# Постановка задачи 1
Извлеките из статьи о Шолохове дословно весь отрывок от слов «Позднее Сталин одобрит» до слов «опекала Надежда Крупская.» включительно.

# Источник
"""

Чекисты хотели зарезать писателя на операционном столе, а нарком Николай Ежов лично пытался отравить его водкой
115 лет со дня рождения Михаила ШОЛОХОВА из-за коронавируса отметили по-особому. В честь писателя 100 известных российских политиков и деятелей культуры прочитали главы из романа «Они сражались за Родину».
Юбилей совпал с еще одной круглой датой — 55 лет назад литератору вручили Нобелевскую премию за романы «Тихий дон» и «Поднятая целина». Впервые за свою историю, она была присуждена единогласно. Но ни тогда, ни сейчас не принято говорить, что талант Михаила Александровича открыл миру и помог сохранить «кровавый тиран» Иосиф СТАЛИН.
Прочитав страницы «Тихого Дона», посвященные верхнедонскому восстанию казаков, руководитель органов госбезопасности Генрих Ягода сказал:
– А вы, Михаил Александрович, оказывается, «контрик».
Поводом для той встречи с Ягодой стала неожиданная реакция Сталина на письма завотделом агитации и пропаганды ЦК ВКП (б) Алексея Стецкого и ответственного за вопросами печати и искусства в Наркомпросе Феликса Кона, просивших повлиять на Михаила Шолохова и заставить переписать роман. Генриха Григорьевича заинтересовало, что же такое написал молодой литератор, травлю которого остановил сам вождь словами: «Нельзя вмешиваться в творческий процесс художника, нельзя ему диктовать что-либо. Художественному произведению нельзя выносить приговор. О нем можно только спорить».
Позднее Сталин одобрит и роман о раскулачивании казачества. Скажет: «Да, мы провели коллективизацию. Чего же бояться об этом писать?» Роман напечатают, только трагическое название «С потом и кровью» заменят на более нейтральное — «Поднятая целина».
Когда «Тихий Дон» все же вышел в свет, то Шолохова тут же обвинили в плагиате. Он, якобы украл рукопись казака Федора Крюкова, расстрелянного большевиками. Слух запустила Российская ассоциация пролетарских писателей (РАПП), которую опекала Надежда Крупская.

"""

# Постановка задачи 2
Скопируйте без изменений все строки записей, начиная со строки, в которой есть «brand-logo-mark xyxy=(582,145,592,148)», и заканчивая строкой, в которой есть «brand-logo: GEO xyxy=(439,273,451,278)», включая обе граничные строки.

(Фрагмент набора данных)
"""

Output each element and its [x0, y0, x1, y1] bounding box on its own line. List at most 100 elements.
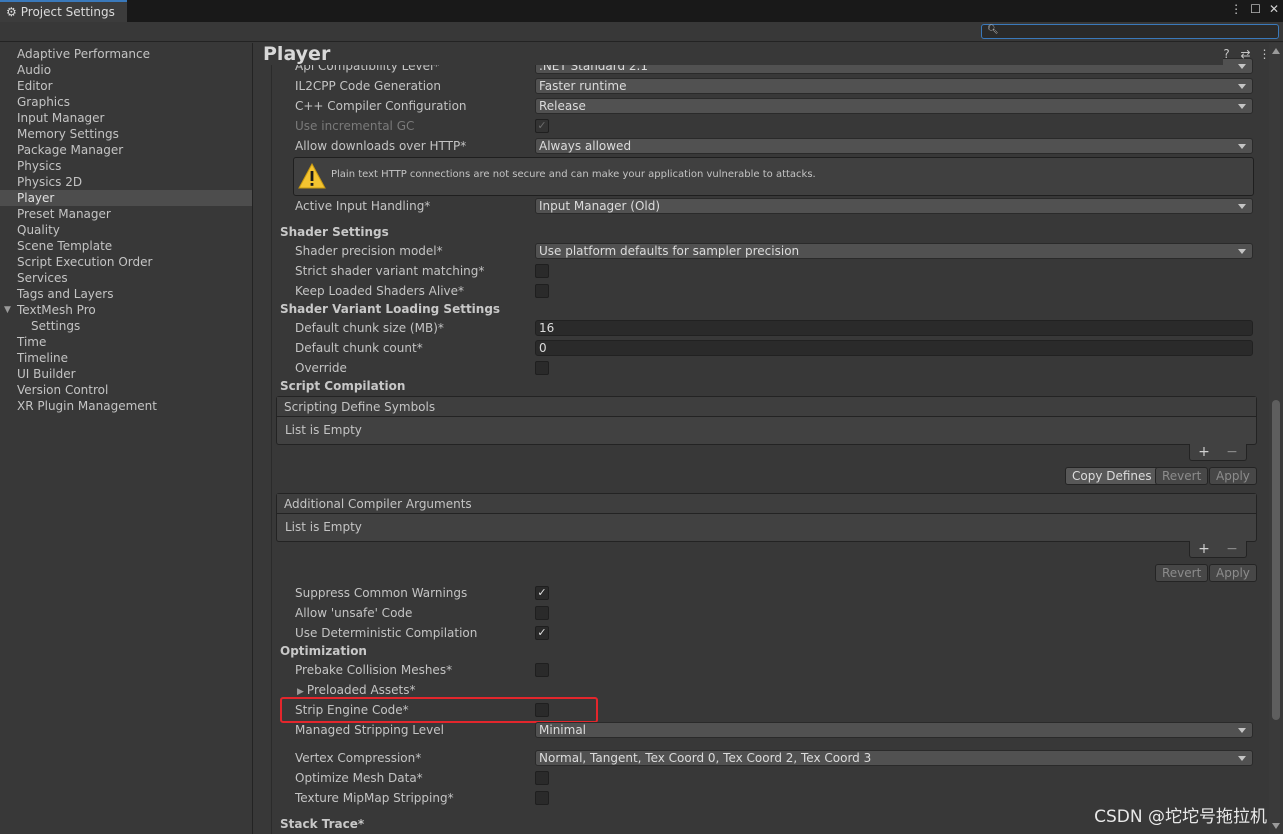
cpp-compiler-label: C++ Compiler Configuration	[295, 99, 467, 113]
preset-icon[interactable]: ⇄	[1239, 47, 1252, 61]
player-settings-panel: Api Compatibility Level* .NET Standard 2…	[254, 43, 1283, 834]
prebake-label: Prebake Collision Meshes*	[295, 663, 453, 677]
incremental-gc-label: Use incremental GC	[295, 119, 415, 133]
input-handling-dropdown[interactable]: Input Manager (Old)	[535, 198, 1253, 214]
sidebar-item-version-control[interactable]: Version Control	[0, 382, 252, 398]
scroll-up-icon[interactable]	[1272, 48, 1280, 54]
chunk-count-label: Default chunk count*	[295, 341, 423, 355]
shader-precision-label: Shader precision model*	[295, 244, 443, 258]
sidebar-item-graphics[interactable]: Graphics	[0, 94, 252, 110]
page-title: Player	[263, 43, 1223, 65]
scrollbar-thumb[interactable]	[1272, 400, 1280, 720]
sidebar-item-quality[interactable]: Quality	[0, 222, 252, 238]
deterministic-checkbox[interactable]: ✓	[535, 626, 549, 640]
stripping-level-label: Managed Stripping Level	[295, 723, 444, 737]
unsafe-code-checkbox[interactable]	[535, 606, 549, 620]
apply-defines-button[interactable]: Apply	[1209, 467, 1257, 485]
sidebar-item-time[interactable]: Time	[0, 334, 252, 350]
compiler-args-empty: List is Empty	[285, 520, 362, 534]
define-symbols-empty: List is Empty	[285, 423, 362, 437]
window-controls: ⋮ ☐ ✕	[1230, 2, 1279, 16]
chunk-count-field[interactable]: 0	[535, 340, 1253, 356]
script-compilation-header: Script Compilation	[280, 379, 406, 393]
http-downloads-label: Allow downloads over HTTP*	[295, 139, 467, 153]
sidebar-item-timeline[interactable]: Timeline	[0, 350, 252, 366]
compiler-args-title: Additional Compiler Arguments	[277, 494, 1256, 514]
tab-label: Project Settings	[20, 5, 115, 19]
optimization-header: Optimization	[280, 644, 367, 658]
apply-args-button[interactable]: Apply	[1209, 564, 1257, 582]
copy-defines-button[interactable]: Copy Defines	[1065, 467, 1159, 485]
deterministic-label: Use Deterministic Compilation	[295, 626, 478, 640]
sidebar-item-physics[interactable]: Physics	[0, 158, 252, 174]
shader-precision-dropdown[interactable]: Use platform defaults for sampler precis…	[535, 243, 1253, 259]
kebab-icon[interactable]: ⋮	[1230, 2, 1242, 16]
override-checkbox[interactable]	[535, 361, 549, 375]
sidebar-item-ui-builder[interactable]: UI Builder	[0, 366, 252, 382]
sidebar-item-package-manager[interactable]: Package Manager	[0, 142, 252, 158]
header-icons: ? ⇄ ⋮	[1220, 47, 1271, 61]
help-icon[interactable]: ?	[1220, 47, 1233, 61]
scroll-down-icon[interactable]	[1272, 823, 1280, 829]
remove-icon[interactable]: −	[1226, 541, 1238, 557]
revert-args-button[interactable]: Revert	[1155, 564, 1209, 582]
sidebar-item-tags-and-layers[interactable]: Tags and Layers	[0, 286, 252, 302]
gear-icon: ⚙	[6, 5, 17, 19]
chunk-size-label: Default chunk size (MB)*	[295, 321, 444, 335]
search-row: 🔍︎	[0, 22, 1283, 42]
sidebar-item-preset-manager[interactable]: Preset Manager	[0, 206, 252, 222]
kebab-icon[interactable]: ⋮	[1258, 47, 1271, 61]
revert-defines-button[interactable]: Revert	[1155, 467, 1209, 485]
strict-variant-checkbox[interactable]	[535, 264, 549, 278]
sidebar-item-script-execution-order[interactable]: Script Execution Order	[0, 254, 252, 270]
il2cpp-codegen-dropdown[interactable]: Faster runtime	[535, 78, 1253, 94]
sidebar-item-player[interactable]: Player	[0, 190, 252, 206]
checkmark-icon: ✓	[537, 119, 547, 132]
remove-icon[interactable]: −	[1226, 444, 1238, 460]
add-icon[interactable]: +	[1198, 444, 1210, 460]
compiler-args-list: Additional Compiler Arguments List is Em…	[276, 493, 1257, 542]
suppress-warnings-checkbox[interactable]: ✓	[535, 586, 549, 600]
vertex-compression-dropdown[interactable]: Normal, Tangent, Tex Coord 0, Tex Coord …	[535, 750, 1253, 766]
sidebar-item-input-manager[interactable]: Input Manager	[0, 110, 252, 126]
strict-variant-label: Strict shader variant matching*	[295, 264, 485, 278]
vertical-scrollbar[interactable]	[1269, 43, 1283, 834]
sidebar-item-textmesh-pro[interactable]: ▼ TextMesh Pro	[0, 302, 252, 318]
stripping-level-dropdown[interactable]: Minimal	[535, 722, 1253, 738]
close-icon[interactable]: ✕	[1269, 2, 1279, 16]
keep-shaders-checkbox[interactable]	[535, 284, 549, 298]
title-bar: ⚙ Project Settings ⋮ ☐ ✕	[0, 0, 1283, 22]
sidebar-item-textmesh-settings[interactable]: Settings	[0, 318, 252, 334]
expand-triangle-icon[interactable]: ▼	[4, 302, 11, 318]
sidebar-item-scene-template[interactable]: Scene Template	[0, 238, 252, 254]
sidebar-item-label: TextMesh Pro	[17, 303, 96, 317]
maximize-icon[interactable]: ☐	[1250, 2, 1261, 16]
unsafe-code-label: Allow 'unsafe' Code	[295, 606, 413, 620]
search-input[interactable]: 🔍︎	[981, 24, 1279, 39]
define-symbols-plusminus: + −	[1189, 444, 1247, 461]
incremental-gc-checkbox[interactable]: ✓	[535, 119, 549, 133]
add-icon[interactable]: +	[1198, 541, 1210, 557]
http-downloads-dropdown[interactable]: Always allowed	[535, 138, 1253, 154]
cpp-compiler-dropdown[interactable]: Release	[535, 98, 1253, 114]
optimize-mesh-checkbox[interactable]	[535, 771, 549, 785]
watermark: CSDN @坨坨号拖拉机	[1094, 807, 1267, 827]
sidebar-item-memory-settings[interactable]: Memory Settings	[0, 126, 252, 142]
checkmark-icon: ✓	[537, 586, 547, 599]
mipmap-stripping-checkbox[interactable]	[535, 791, 549, 805]
prebake-checkbox[interactable]	[535, 663, 549, 677]
sidebar-item-adaptive-performance[interactable]: Adaptive Performance	[0, 46, 252, 62]
sidebar-item-audio[interactable]: Audio	[0, 62, 252, 78]
settings-sidebar: Adaptive Performance Audio Editor Graphi…	[0, 43, 253, 834]
vertex-compression-label: Vertex Compression*	[295, 751, 422, 765]
mipmap-stripping-label: Texture MipMap Stripping*	[295, 791, 454, 805]
optimize-mesh-label: Optimize Mesh Data*	[295, 771, 423, 785]
sidebar-item-xr-plugin-management[interactable]: XR Plugin Management	[0, 398, 252, 414]
keep-shaders-label: Keep Loaded Shaders Alive*	[295, 284, 465, 298]
sidebar-item-services[interactable]: Services	[0, 270, 252, 286]
project-settings-tab[interactable]: ⚙ Project Settings	[0, 0, 127, 22]
chunk-size-field[interactable]: 16	[535, 320, 1253, 336]
compiler-args-plusminus: + −	[1189, 541, 1247, 558]
sidebar-item-editor[interactable]: Editor	[0, 78, 252, 94]
sidebar-item-physics-2d[interactable]: Physics 2D	[0, 174, 252, 190]
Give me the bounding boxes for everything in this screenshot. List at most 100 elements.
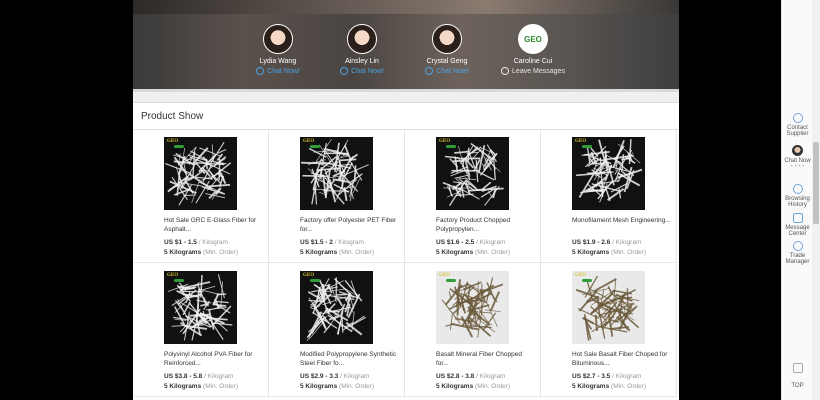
brand-logo-mark xyxy=(582,145,592,148)
min-order: 5 Kilograms (Min. Order) xyxy=(436,383,511,390)
product-image[interactable]: GEO xyxy=(164,271,237,344)
brand-logo-mark xyxy=(582,279,592,282)
brand-logo-mark xyxy=(174,279,184,282)
scrollbar[interactable] xyxy=(812,0,820,400)
contact-name: Ainsley Lin xyxy=(345,58,379,65)
product-price: US $2.9 - 3.3 / Kilogram xyxy=(300,373,370,380)
contact-name: Lydia Wang xyxy=(259,58,297,65)
min-order: 5 Kilograms (Min. Order) xyxy=(572,249,647,256)
avatar xyxy=(792,145,803,156)
main-content: Lydia Wang Chat Now! Ainsley Lin Chat No… xyxy=(133,0,679,400)
product-price: US $1 - 1.5 / Kilogram xyxy=(164,239,228,246)
product-price: US $3.8 - 5.8 / Kilogram xyxy=(164,373,234,380)
product-card[interactable]: GEO Factory Product Chopped Polypropylen.… xyxy=(405,129,541,263)
brand-logo-mark xyxy=(310,145,320,148)
brand-logo: GEO xyxy=(575,273,587,278)
product-image[interactable]: GEO xyxy=(436,137,509,210)
product-price: US $1.6 - 2.5 / Kilogram xyxy=(436,239,506,246)
product-card[interactable]: GEO Monofilament Mesh Engineering... US $1… xyxy=(541,129,677,263)
page: Lydia Wang Chat Now! Ainsley Lin Chat No… xyxy=(0,0,820,400)
back-to-top-button[interactable]: TOP xyxy=(782,383,813,389)
min-order: 5 Kilograms (Min. Order) xyxy=(572,383,647,390)
section-title: Product Show xyxy=(141,111,204,122)
brand-logo: GEO xyxy=(439,273,451,278)
product-price: US $2.8 - 3.8 / Kilogram xyxy=(436,373,506,380)
chat-now-link[interactable]: Chat Now! xyxy=(238,67,318,75)
product-card[interactable]: GEO Basalt Mineral Fiber Chopped for... US… xyxy=(405,263,541,397)
contact-name: Crystal Geng xyxy=(426,58,468,65)
product-price: US $2.7 - 3.5 / Kilogram xyxy=(572,373,642,380)
brand-logo: GEO xyxy=(303,273,315,278)
trade-manager-icon xyxy=(792,241,803,251)
avatar xyxy=(347,24,377,54)
product-name-link[interactable]: Polyvinyl Alcohol PVA Fiber for Reinforc… xyxy=(164,350,264,368)
contact-banner: Lydia Wang Chat Now! Ainsley Lin Chat No… xyxy=(133,0,679,92)
clock-icon xyxy=(792,184,803,194)
back-to-top-label: TOP xyxy=(791,383,804,389)
message-icon xyxy=(792,213,803,223)
product-image[interactable]: GEO xyxy=(300,137,373,210)
more-dots-icon: • • • • xyxy=(790,164,805,170)
min-order: 5 Kilograms (Min. Order) xyxy=(436,249,511,256)
product-image[interactable]: GEO xyxy=(436,271,509,344)
product-card[interactable]: GEO Polyvinyl Alcohol PVA Fiber for Reinf… xyxy=(133,263,269,397)
brand-logo: GEO xyxy=(303,139,315,144)
product-card[interactable]: GEO Factory offer Polyester PET Fiber for… xyxy=(269,129,405,263)
min-order: 5 Kilograms (Min. Order) xyxy=(164,383,239,390)
chat-icon xyxy=(256,67,265,75)
chat-now-link[interactable]: Chat Now! xyxy=(407,67,487,75)
product-name-link[interactable]: Factory Product Chopped Polypropylen... xyxy=(436,216,536,234)
company-logo-avatar: GEO xyxy=(518,24,548,54)
product-image[interactable]: GEO xyxy=(300,271,373,344)
product-name-link[interactable]: Factory offer Polyester PET Fiber for... xyxy=(300,216,400,234)
envelope-icon xyxy=(792,113,803,123)
spacer-band xyxy=(133,92,679,102)
min-order: 5 Kilograms (Min. Order) xyxy=(164,249,239,256)
product-image[interactable]: GEO xyxy=(164,137,237,210)
min-order: 5 Kilograms (Min. Order) xyxy=(300,383,375,390)
chat-now-link[interactable]: Chat Now! xyxy=(322,67,402,75)
leave-messages-link[interactable]: Leave Messages xyxy=(493,67,573,75)
chat-icon xyxy=(340,67,349,75)
product-card[interactable]: GEO Modified Polypropylene Synthetic Stee… xyxy=(269,263,405,397)
banner-photo-strip xyxy=(133,0,679,14)
product-image[interactable]: GEO xyxy=(572,271,645,344)
brand-logo-mark xyxy=(310,279,320,282)
avatar xyxy=(263,24,293,54)
product-name-link[interactable]: Basalt Mineral Fiber Chopped for... xyxy=(436,350,536,368)
trade-manager-button[interactable]: Trade Manager xyxy=(782,241,813,265)
feedback-icon xyxy=(792,363,803,373)
contact-lydia: Lydia Wang Chat Now! xyxy=(238,24,318,75)
product-name-link[interactable]: Hot Sale GRC E-Glass Fiber for Asphalt..… xyxy=(164,216,264,234)
min-order: 5 Kilograms (Min. Order) xyxy=(300,249,375,256)
contact-supplier-button[interactable]: Contact Supplier xyxy=(782,113,813,137)
feedback-button[interactable] xyxy=(782,363,813,375)
floating-sidebar: Contact Supplier Chat Now • • • • Browsi… xyxy=(781,0,812,400)
brand-logo: GEO xyxy=(167,273,179,278)
contact-crystal: Crystal Geng Chat Now! xyxy=(407,24,487,75)
scrollbar-thumb[interactable] xyxy=(813,142,819,224)
brand-logo-mark xyxy=(446,279,456,282)
product-name-link[interactable]: Hot Sale Basalt Fiber Choped for Bitumin… xyxy=(572,350,672,368)
chat-icon xyxy=(425,67,434,75)
product-card[interactable]: GEO Hot Sale Basalt Fiber Choped for Bitu… xyxy=(541,263,677,397)
message-center-button[interactable]: Message Center xyxy=(782,213,813,237)
product-show-section: Product Show GEO Hot Sale GRC E-Glass Fib… xyxy=(133,102,679,400)
contact-ainsley: Ainsley Lin Chat Now! xyxy=(322,24,402,75)
chat-now-button[interactable]: Chat Now • • • • xyxy=(782,145,813,170)
product-image[interactable]: GEO xyxy=(572,137,645,210)
message-icon xyxy=(501,67,510,75)
product-card[interactable]: GEO Hot Sale GRC E-Glass Fiber for Asphal… xyxy=(133,129,269,263)
brand-logo-mark xyxy=(446,145,456,148)
product-name-link[interactable]: Modified Polypropylene Synthetic Steel F… xyxy=(300,350,400,368)
contact-caroline: GEO Caroline Cui Leave Messages xyxy=(493,24,573,75)
brand-logo: GEO xyxy=(439,139,451,144)
brand-logo: GEO xyxy=(167,139,179,144)
product-name-link[interactable]: Monofilament Mesh Engineering... xyxy=(572,216,672,225)
product-price: US $1.9 - 2.6 / Kilogram xyxy=(572,239,642,246)
brand-logo: GEO xyxy=(575,139,587,144)
product-price: US $1.5 - 2 / Kilogram xyxy=(300,239,364,246)
browsing-history-button[interactable]: Browsing History xyxy=(782,184,813,208)
contact-name: Caroline Cui xyxy=(513,58,553,65)
avatar xyxy=(432,24,462,54)
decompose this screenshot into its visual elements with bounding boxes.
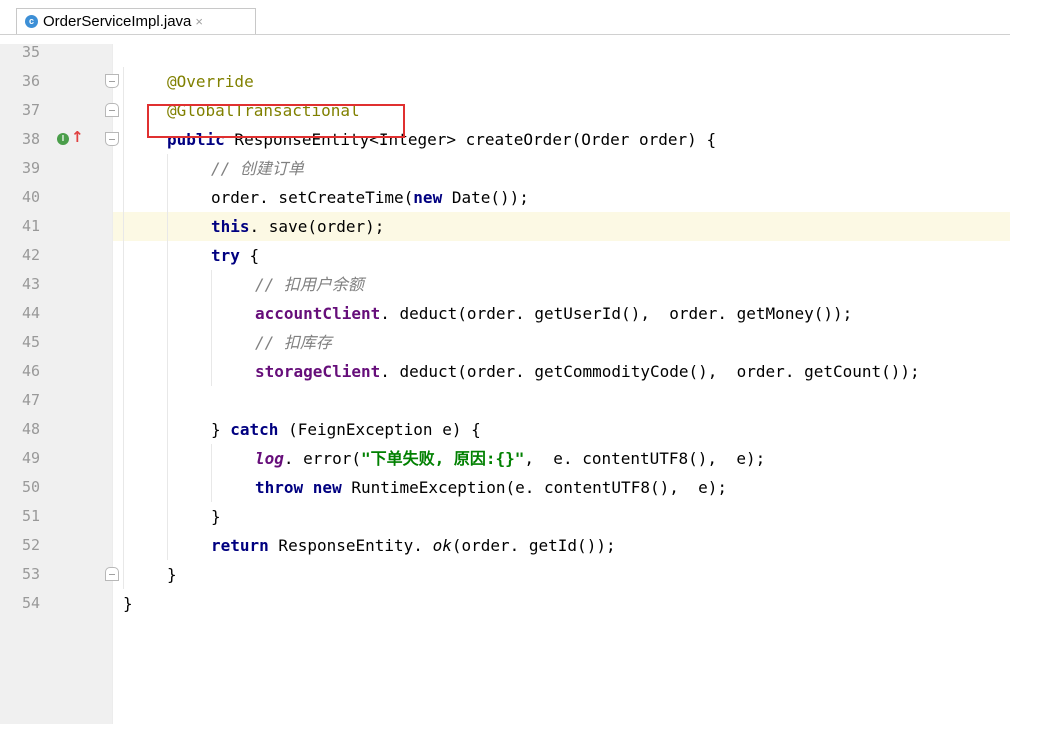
line-number: 45	[22, 333, 41, 351]
code-line[interactable]: 36 @Override	[0, 67, 1010, 96]
line-number: 42	[22, 246, 41, 264]
line-number: 44	[22, 304, 41, 322]
comment: // 扣库存	[255, 333, 332, 352]
fold-expand-icon[interactable]	[105, 103, 119, 117]
java-class-icon: c	[25, 15, 38, 28]
line-number: 37	[22, 101, 41, 119]
code-line[interactable]: 51 }	[0, 502, 1010, 531]
code-line[interactable]: 44 accountClient. deduct(order. getUserI…	[0, 299, 1010, 328]
code-line[interactable]: 53 }	[0, 560, 1010, 589]
editor-tab-bar: c OrderServiceImpl.java ×	[0, 0, 1010, 35]
line-number: 43	[22, 275, 41, 293]
line-number: 49	[22, 449, 41, 467]
code-line[interactable]: 49 log. error("下单失败, 原因:{}", e. contentU…	[0, 444, 1010, 473]
code-line[interactable]: 43 // 扣用户余额	[0, 270, 1010, 299]
arrow-up-icon[interactable]: ↑	[71, 128, 84, 146]
code-editor[interactable]: 35 36 @Override 37 @GlobalTransactional …	[0, 43, 1010, 724]
line-number: 46	[22, 362, 41, 380]
implements-method-icon[interactable]: I	[57, 133, 69, 145]
code-line[interactable]: 54 }	[0, 589, 1010, 618]
fold-expand-icon[interactable]	[105, 567, 119, 581]
line-number: 54	[22, 594, 41, 612]
code-line[interactable]: 39 // 创建订单	[0, 154, 1010, 183]
code-line[interactable]: 46 storageClient. deduct(order. getCommo…	[0, 357, 1010, 386]
line-number: 35	[22, 43, 41, 61]
code-line[interactable]: 50 throw new RuntimeException(e. content…	[0, 473, 1010, 502]
fold-collapse-icon[interactable]	[105, 74, 119, 88]
code-line[interactable]: 42 try {	[0, 241, 1010, 270]
line-number: 40	[22, 188, 41, 206]
annotation-override: @Override	[167, 72, 254, 91]
comment: // 扣用户余额	[255, 275, 364, 294]
code-line[interactable]: 52 return ResponseEntity. ok(order. getI…	[0, 531, 1010, 560]
line-number: 39	[22, 159, 41, 177]
code-line[interactable]: 48 } catch (FeignException e) {	[0, 415, 1010, 444]
line-number: 38	[22, 130, 41, 148]
line-number: 50	[22, 478, 41, 496]
comment: // 创建订单	[211, 159, 304, 178]
code-line[interactable]: 45 // 扣库存	[0, 328, 1010, 357]
code-line[interactable]: 47	[0, 386, 1010, 415]
line-number: 41	[22, 217, 41, 235]
highlight-box	[147, 104, 405, 138]
code-line[interactable]: 40 order. setCreateTime(new Date());	[0, 183, 1010, 212]
code-line[interactable]: 35	[0, 38, 1010, 67]
tab-order-service-impl[interactable]: c OrderServiceImpl.java ×	[16, 8, 256, 34]
line-number: 48	[22, 420, 41, 438]
line-number: 36	[22, 72, 41, 90]
line-number: 53	[22, 565, 41, 583]
close-icon[interactable]: ×	[195, 14, 203, 29]
tab-label: OrderServiceImpl.java	[43, 13, 192, 30]
code-line-current[interactable]: 41 this. save(order);	[0, 212, 1010, 241]
fold-collapse-icon[interactable]	[105, 132, 119, 146]
line-number: 51	[22, 507, 41, 525]
line-number: 52	[22, 536, 41, 554]
line-number: 47	[22, 391, 41, 409]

"""

# Результат выполнения 1
Позднее Сталин одобрит и роман о раскулачивании казачества. Скажет: «Да, мы провели коллективизацию. Чего же бояться об этом писать?» Роман напечатают, только трагическое название «С потом и кровью» заменят на более нейтральное — «Поднятая целина».
Когда «Тихий Дон» все же вышел в свет, то Шолохова тут же обвинили в плагиате. Он, якобы украл рукопись казака Федора Крюкова, расстрелянного большевиками. Слух запустила Российская ассоциация пролетарских писателей (РАПП), которую опекала Надежда Крупская.

# Результат выполнения 2
brand-logo-mark xyxy=(582,145,592,148)
min-order: 5 Kilograms (Min. Order) xyxy=(436,383,511,390)
product-image[interactable]: GEO xyxy=(164,271,237,344)
brand-logo-mark xyxy=(582,279,592,282)
brand-logo-mark xyxy=(174,279,184,282)
scrollbar[interactable] xyxy=(812,0,820,400)
contact-name: Ainsley Lin xyxy=(345,58,379,65)
product-price: US $2.9 - 3.3 / Kilogram xyxy=(300,373,370,380)
contact-name: Lydia Wang xyxy=(259,58,297,65)
min-order: 5 Kilograms (Min. Order) xyxy=(572,249,647,256)
avatar xyxy=(792,145,803,156)
main-content: Lydia Wang Chat Now! Ainsley Lin Chat No… xyxy=(133,0,679,400)
product-price: US $1 - 1.5 / Kilogram xyxy=(164,239,228,246)
product-price: US $3.8 - 5.8 / Kilogram xyxy=(164,373,234,380)
product-card[interactable]: GEO Factory Product Chopped Polypropylen.… xyxy=(405,129,541,263)
brand-logo-mark xyxy=(310,145,320,148)
brand-logo: GEO xyxy=(575,273,587,278)
product-image[interactable]: GEO xyxy=(436,137,509,210)
product-price: US $1.6 - 2.5 / Kilogram xyxy=(436,239,506,246)
product-card[interactable]: GEO Monofilament Mesh Engineering... US $1… xyxy=(541,129,677,263)
page: Lydia Wang Chat Now! Ainsley Lin Chat No… xyxy=(0,0,820,400)
back-to-top-button[interactable]: TOP xyxy=(782,383,813,389)
min-order: 5 Kilograms (Min. Order) xyxy=(572,383,647,390)
section-title: Product Show xyxy=(141,111,204,122)
brand-logo: GEO xyxy=(439,273,451,278)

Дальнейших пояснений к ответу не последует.